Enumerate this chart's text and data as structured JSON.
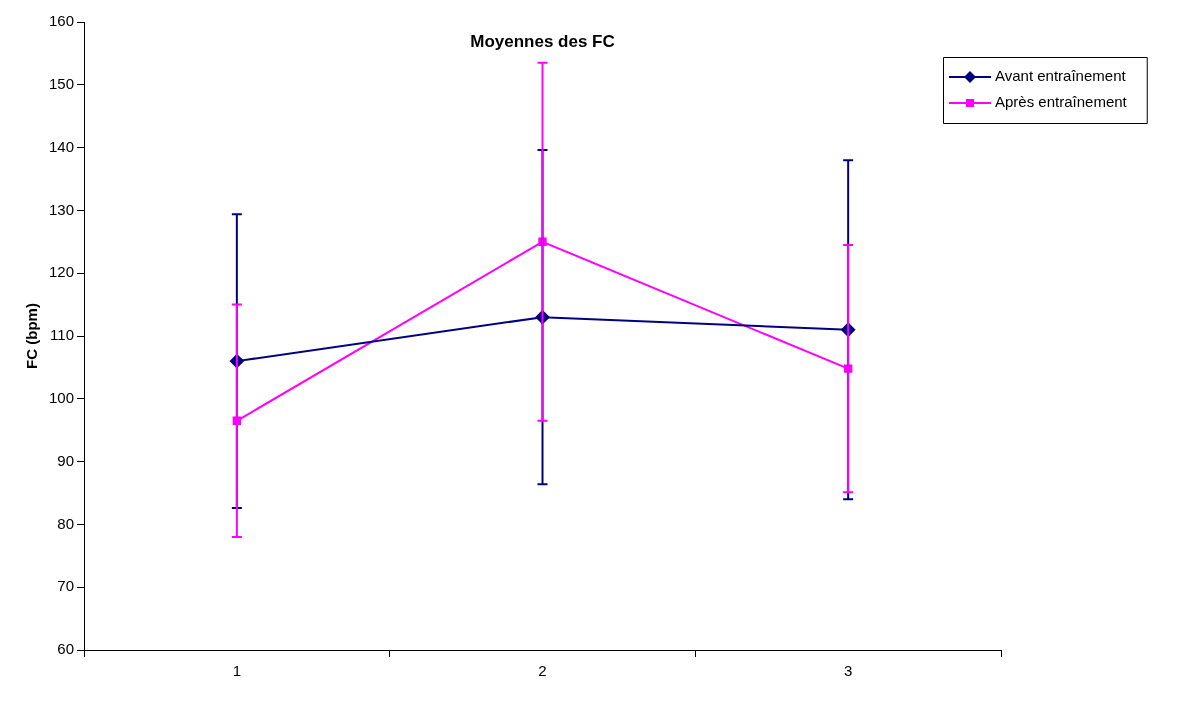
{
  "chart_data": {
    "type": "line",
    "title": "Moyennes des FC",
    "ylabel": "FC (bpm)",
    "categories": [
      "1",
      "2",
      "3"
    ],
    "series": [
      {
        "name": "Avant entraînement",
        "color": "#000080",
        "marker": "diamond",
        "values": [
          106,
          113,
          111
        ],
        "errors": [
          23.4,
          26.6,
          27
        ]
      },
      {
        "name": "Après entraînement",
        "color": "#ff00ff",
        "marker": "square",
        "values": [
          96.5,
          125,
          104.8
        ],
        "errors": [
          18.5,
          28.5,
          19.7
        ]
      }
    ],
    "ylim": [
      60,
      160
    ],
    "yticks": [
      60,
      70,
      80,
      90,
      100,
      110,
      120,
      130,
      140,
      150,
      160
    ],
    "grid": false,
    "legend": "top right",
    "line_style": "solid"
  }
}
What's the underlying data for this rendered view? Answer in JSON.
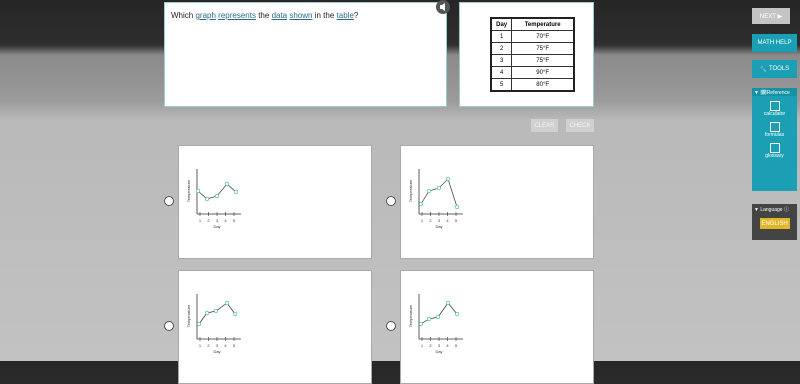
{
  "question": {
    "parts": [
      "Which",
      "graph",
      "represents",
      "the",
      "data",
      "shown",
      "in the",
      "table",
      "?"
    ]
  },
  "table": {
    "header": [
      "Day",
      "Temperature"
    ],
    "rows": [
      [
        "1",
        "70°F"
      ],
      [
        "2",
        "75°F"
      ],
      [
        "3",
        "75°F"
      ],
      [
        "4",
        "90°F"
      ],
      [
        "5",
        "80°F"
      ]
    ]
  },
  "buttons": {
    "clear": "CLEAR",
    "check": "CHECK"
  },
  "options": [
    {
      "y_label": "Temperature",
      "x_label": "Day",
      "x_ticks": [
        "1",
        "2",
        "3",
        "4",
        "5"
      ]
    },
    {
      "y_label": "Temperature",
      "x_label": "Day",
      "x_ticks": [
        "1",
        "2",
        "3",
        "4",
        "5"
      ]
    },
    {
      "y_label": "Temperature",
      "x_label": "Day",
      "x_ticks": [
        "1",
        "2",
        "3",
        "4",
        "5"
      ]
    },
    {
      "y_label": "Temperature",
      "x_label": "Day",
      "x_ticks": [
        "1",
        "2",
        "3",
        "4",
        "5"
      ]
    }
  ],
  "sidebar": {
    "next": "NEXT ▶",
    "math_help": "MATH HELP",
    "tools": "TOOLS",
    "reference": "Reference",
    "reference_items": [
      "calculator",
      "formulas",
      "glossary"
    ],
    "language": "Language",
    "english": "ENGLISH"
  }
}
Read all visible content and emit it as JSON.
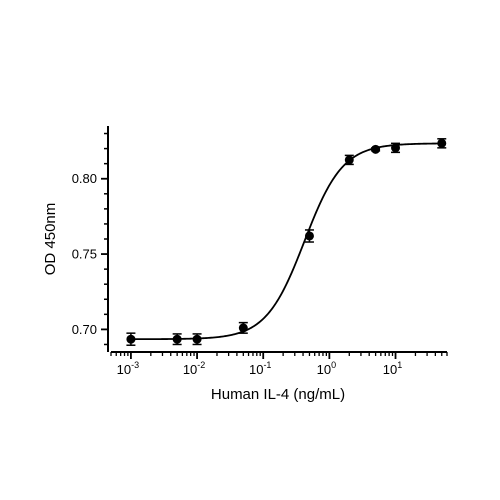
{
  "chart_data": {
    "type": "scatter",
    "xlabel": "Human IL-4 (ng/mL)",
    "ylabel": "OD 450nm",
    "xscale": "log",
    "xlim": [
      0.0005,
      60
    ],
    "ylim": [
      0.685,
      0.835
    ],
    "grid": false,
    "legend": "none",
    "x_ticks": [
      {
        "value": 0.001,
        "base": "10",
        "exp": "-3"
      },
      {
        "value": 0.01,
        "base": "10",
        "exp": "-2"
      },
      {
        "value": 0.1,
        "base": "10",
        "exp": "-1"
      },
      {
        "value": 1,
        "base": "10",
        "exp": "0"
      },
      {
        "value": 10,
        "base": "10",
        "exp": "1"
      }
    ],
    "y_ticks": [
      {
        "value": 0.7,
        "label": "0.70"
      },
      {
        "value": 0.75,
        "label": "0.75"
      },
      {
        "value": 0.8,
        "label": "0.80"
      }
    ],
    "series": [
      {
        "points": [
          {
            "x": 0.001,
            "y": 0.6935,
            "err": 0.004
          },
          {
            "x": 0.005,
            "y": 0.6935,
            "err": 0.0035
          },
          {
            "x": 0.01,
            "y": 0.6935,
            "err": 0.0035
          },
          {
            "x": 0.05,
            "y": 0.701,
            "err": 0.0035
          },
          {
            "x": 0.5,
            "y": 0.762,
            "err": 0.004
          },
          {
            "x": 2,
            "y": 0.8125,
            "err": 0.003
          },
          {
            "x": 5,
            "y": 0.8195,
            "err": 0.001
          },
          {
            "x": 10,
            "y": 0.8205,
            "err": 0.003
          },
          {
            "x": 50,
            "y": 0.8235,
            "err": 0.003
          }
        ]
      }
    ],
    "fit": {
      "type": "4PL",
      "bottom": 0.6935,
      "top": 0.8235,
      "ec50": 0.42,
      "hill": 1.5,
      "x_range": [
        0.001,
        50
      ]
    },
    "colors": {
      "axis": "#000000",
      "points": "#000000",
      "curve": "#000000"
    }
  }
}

::::::::::

◆ GIVEN EXERCISE:
Transcribe the full listing above exactly as it stands, minus the pictures.

◆ EXERCISE SOLUTION:
Enumerate this chart's text and data as structured JSON.
{
  "chart_data": {
    "type": "line",
    "title": "Moyennes des FC",
    "ylabel": "FC (bpm)",
    "categories": [
      "1",
      "2",
      "3"
    ],
    "series": [
      {
        "name": "Avant entraînement",
        "color": "#000080",
        "marker": "diamond",
        "values": [
          106,
          113,
          111
        ],
        "errors": [
          23.4,
          26.6,
          27
        ]
      },
      {
        "name": "Après entraînement",
        "color": "#ff00ff",
        "marker": "square",
        "values": [
          96.5,
          125,
          104.8
        ],
        "errors": [
          18.5,
          28.5,
          19.7
        ]
      }
    ],
    "ylim": [
      60,
      160
    ],
    "yticks": [
      60,
      70,
      80,
      90,
      100,
      110,
      120,
      130,
      140,
      150,
      160
    ],
    "grid": false,
    "legend": "top right",
    "line_style": "solid"
  }
}
What's the underlying data for this rendered view? Answer in JSON.
{
  "question": {
    "parts": [
      "Which",
      "graph",
      "represents",
      "the",
      "data",
      "shown",
      "in the",
      "table",
      "?"
    ]
  },
  "table": {
    "header": [
      "Day",
      "Temperature"
    ],
    "rows": [
      [
        "1",
        "70°F"
      ],
      [
        "2",
        "75°F"
      ],
      [
        "3",
        "75°F"
      ],
      [
        "4",
        "90°F"
      ],
      [
        "5",
        "80°F"
      ]
    ]
  },
  "buttons": {
    "clear": "CLEAR",
    "check": "CHECK"
  },
  "options": [
    {
      "y_label": "Temperature",
      "x_label": "Day",
      "x_ticks": [
        "1",
        "2",
        "3",
        "4",
        "5"
      ]
    },
    {
      "y_label": "Temperature",
      "x_label": "Day",
      "x_ticks": [
        "1",
        "2",
        "3",
        "4",
        "5"
      ]
    },
    {
      "y_label": "Temperature",
      "x_label": "Day",
      "x_ticks": [
        "1",
        "2",
        "3",
        "4",
        "5"
      ]
    },
    {
      "y_label": "Temperature",
      "x_label": "Day",
      "x_ticks": [
        "1",
        "2",
        "3",
        "4",
        "5"
      ]
    }
  ],
  "sidebar": {
    "next": "NEXT ▶",
    "math_help": "MATH HELP",
    "tools": "TOOLS",
    "reference": "Reference",
    "reference_items": [
      "calculator",
      "formulas",
      "glossary"
    ],
    "language": "Language",
    "english": "ENGLISH"
  }
}
Read all visible content and emit it as JSON.
{
  "chart_data": {
    "type": "scatter",
    "xlabel": "Human IL-4 (ng/mL)",
    "ylabel": "OD 450nm",
    "xscale": "log",
    "xlim": [
      0.0005,
      60
    ],
    "ylim": [
      0.685,
      0.835
    ],
    "grid": false,
    "legend": "none",
    "x_ticks": [
      {
        "value": 0.001,
        "base": "10",
        "exp": "-3"
      },
      {
        "value": 0.01,
        "base": "10",
        "exp": "-2"
      },
      {
        "value": 0.1,
        "base": "10",
        "exp": "-1"
      },
      {
        "value": 1,
        "base": "10",
        "exp": "0"
      },
      {
        "value": 10,
        "base": "10",
        "exp": "1"
      }
    ],
    "y_ticks": [
      {
        "value": 0.7,
        "label": "0.70"
      },
      {
        "value": 0.75,
        "label": "0.75"
      },
      {
        "value": 0.8,
        "label": "0.80"
      }
    ],
    "series": [
      {
        "points": [
          {
            "x": 0.001,
            "y": 0.6935,
            "err": 0.004
          },
          {
            "x": 0.005,
            "y": 0.6935,
            "err": 0.0035
          },
          {
            "x": 0.01,
            "y": 0.6935,
            "err": 0.0035
          },
          {
            "x": 0.05,
            "y": 0.701,
            "err": 0.0035
          },
          {
            "x": 0.5,
            "y": 0.762,
            "err": 0.004
          },
          {
            "x": 2,
            "y": 0.8125,
            "err": 0.003
          },
          {
            "x": 5,
            "y": 0.8195,
            "err": 0.001
          },
          {
            "x": 10,
            "y": 0.8205,
            "err": 0.003
          },
          {
            "x": 50,
            "y": 0.8235,
            "err": 0.003
          }
        ]
      }
    ],
    "fit": {
      "type": "4PL",
      "bottom": 0.6935,
      "top": 0.8235,
      "ec50": 0.42,
      "hill": 1.5,
      "x_range": [
        0.001,
        50
      ]
    },
    "colors": {
      "axis": "#000000",
      "points": "#000000",
      "curve": "#000000"
    }
  }
}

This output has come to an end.